> Given request
Collect each line holding the string "JSON".

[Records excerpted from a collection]

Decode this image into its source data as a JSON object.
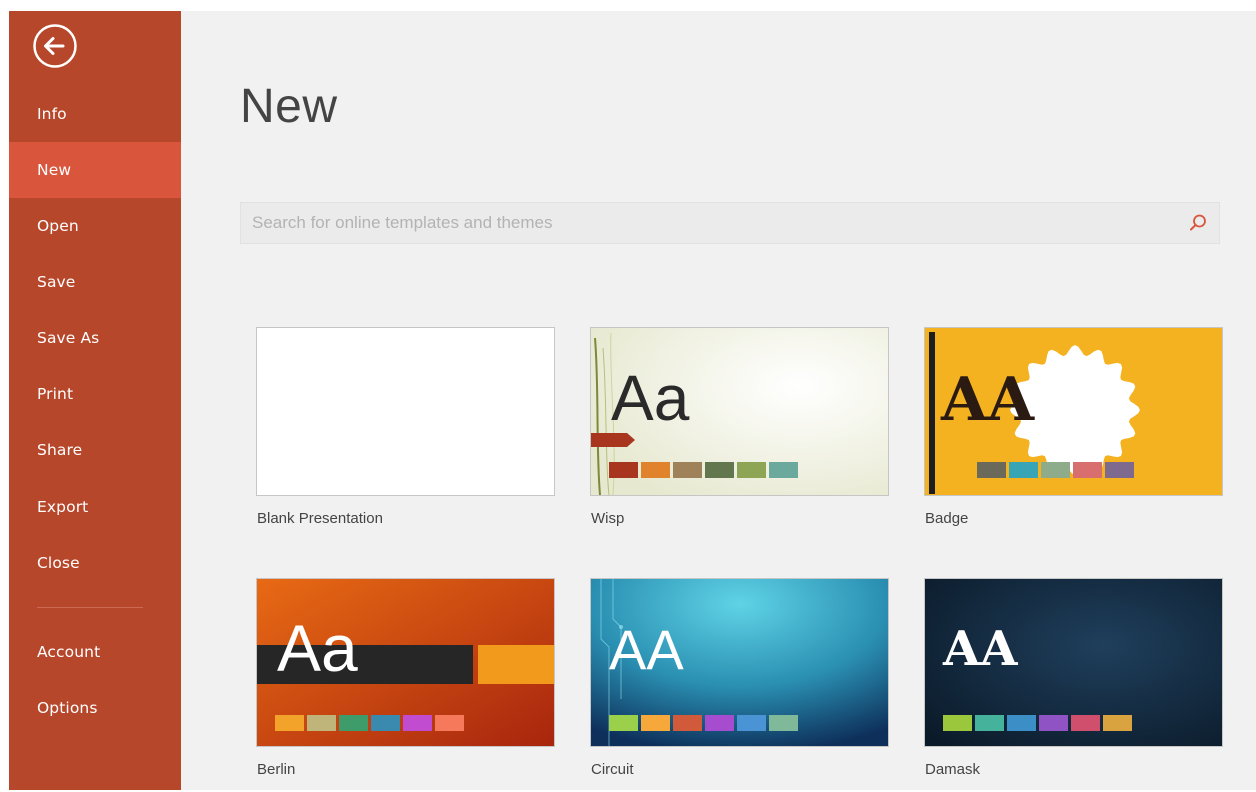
{
  "sidebar": {
    "back_icon": "back-arrow-icon",
    "items": [
      {
        "label": "Info"
      },
      {
        "label": "New",
        "selected": true
      },
      {
        "label": "Open"
      },
      {
        "label": "Save"
      },
      {
        "label": "Save As"
      },
      {
        "label": "Print"
      },
      {
        "label": "Share"
      },
      {
        "label": "Export"
      },
      {
        "label": "Close"
      },
      {
        "label": "Account"
      },
      {
        "label": "Options"
      }
    ]
  },
  "main": {
    "title": "New",
    "search": {
      "placeholder": "Search for online templates and themes",
      "icon": "search-icon"
    },
    "templates": [
      {
        "name": "Blank Presentation"
      },
      {
        "name": "Wisp",
        "thumb_text": "Aa",
        "swatches": [
          "#a8361f",
          "#e0832c",
          "#a0825a",
          "#62774d",
          "#8ea556",
          "#6aa99c"
        ]
      },
      {
        "name": "Badge",
        "thumb_text": "AA",
        "swatches": [
          "#6b6a5a",
          "#37a5b5",
          "#8fac8a",
          "#d96e6e",
          "#7f6a8f"
        ]
      },
      {
        "name": "Berlin",
        "thumb_text": "Aa",
        "swatches": [
          "#f3a22a",
          "#bfb47a",
          "#3e9b6a",
          "#3a8ab0",
          "#c24ccf",
          "#f7795c"
        ]
      },
      {
        "name": "Circuit",
        "thumb_text": "AA",
        "swatches": [
          "#9bd04a",
          "#f7a83a",
          "#d15a3a",
          "#a64ccf",
          "#4a93d4",
          "#7fb99a"
        ]
      },
      {
        "name": "Damask",
        "thumb_text": "AA",
        "swatches": [
          "#9bc73c",
          "#45b39b",
          "#3b8fc6",
          "#8f53c4",
          "#cf4f6c",
          "#d9a43f"
        ]
      }
    ]
  },
  "colors": {
    "sidebar_bg": "#b7472a",
    "sidebar_selected": "#d9553b",
    "main_bg": "#f1f1f1"
  }
}
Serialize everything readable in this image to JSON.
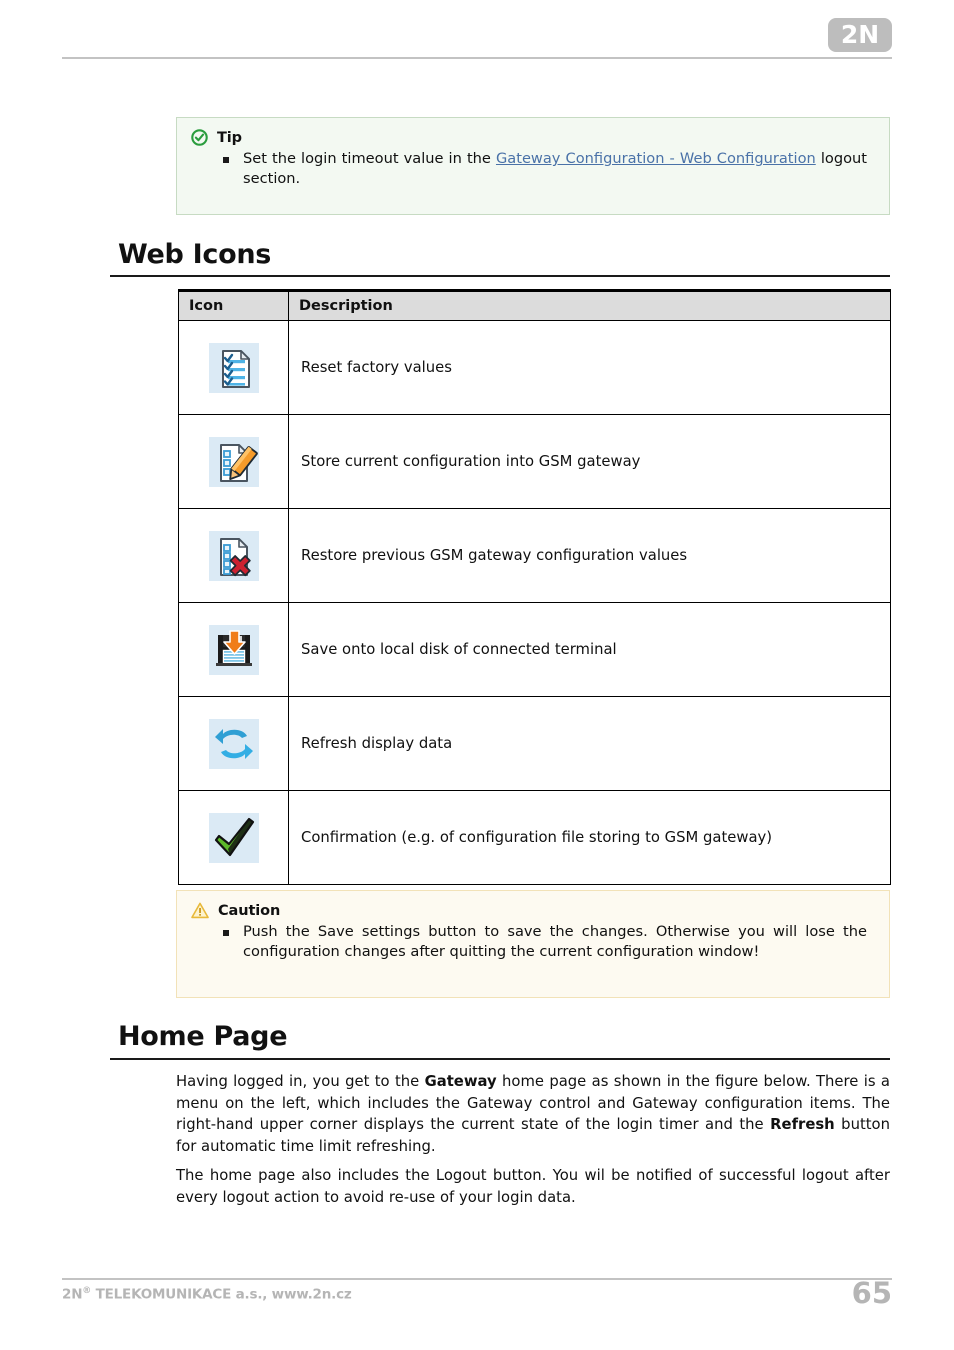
{
  "header": {
    "logo_text": "2N"
  },
  "tip": {
    "icon": "check-circle-icon",
    "title": "Tip",
    "text_before": "Set the login timeout value in the ",
    "link_text": "Gateway Configuration - Web Configuration",
    "text_after": " logout section."
  },
  "sections": {
    "web_icons_title": "Web Icons",
    "home_page_title": "Home Page"
  },
  "icon_table": {
    "headers": [
      "Icon",
      "Description"
    ],
    "rows": [
      {
        "icon": "reset-factory-values-icon",
        "description": "Reset factory values"
      },
      {
        "icon": "store-configuration-icon",
        "description": "Store current configuration into GSM gateway"
      },
      {
        "icon": "restore-configuration-icon",
        "description": "Restore previous GSM gateway configuration values"
      },
      {
        "icon": "save-to-disk-icon",
        "description": "Save onto local disk of connected terminal"
      },
      {
        "icon": "refresh-icon",
        "description": "Refresh display data"
      },
      {
        "icon": "confirmation-check-icon",
        "description": "Confirmation (e.g. of configuration file storing to GSM gateway)"
      }
    ]
  },
  "caution": {
    "icon": "warning-triangle-icon",
    "title": "Caution",
    "text": "Push the Save settings button to save the changes. Otherwise you will lose the configuration changes after quitting the current configuration window!"
  },
  "home_page": {
    "paragraph1": {
      "p1": "Having logged in, you get to the ",
      "b1": "Gateway",
      "p2": " home page as shown in the figure below. There is a menu on the left, which includes the Gateway control and Gateway configuration items. The right-hand upper corner displays the current state of the login timer and the ",
      "b2": "Refresh",
      "p3": " button for automatic time limit refreshing."
    },
    "paragraph2": "The home page also includes the Logout button. You wil be notified of successful logout after every logout action to avoid re-use of your login data."
  },
  "footer": {
    "company_prefix": "2N",
    "company_sup": "®",
    "company_rest": " TELEKOMUNIKACE a.s., www.2n.cz",
    "page_number": "65"
  },
  "colors": {
    "tip_border": "#c7dbc3",
    "tip_bg": "#f3f9f2",
    "caution_border": "#f2e2b8",
    "caution_bg": "#fdfaf1",
    "link": "#4a72a8",
    "icon_bg": "#dbeaf5",
    "table_header_bg": "#dcdcdc",
    "footer_gray": "#b5b5b5"
  }
}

> Response
Decode this image into its source data as a JSON object.
Serialize everything readable in this image to JSON.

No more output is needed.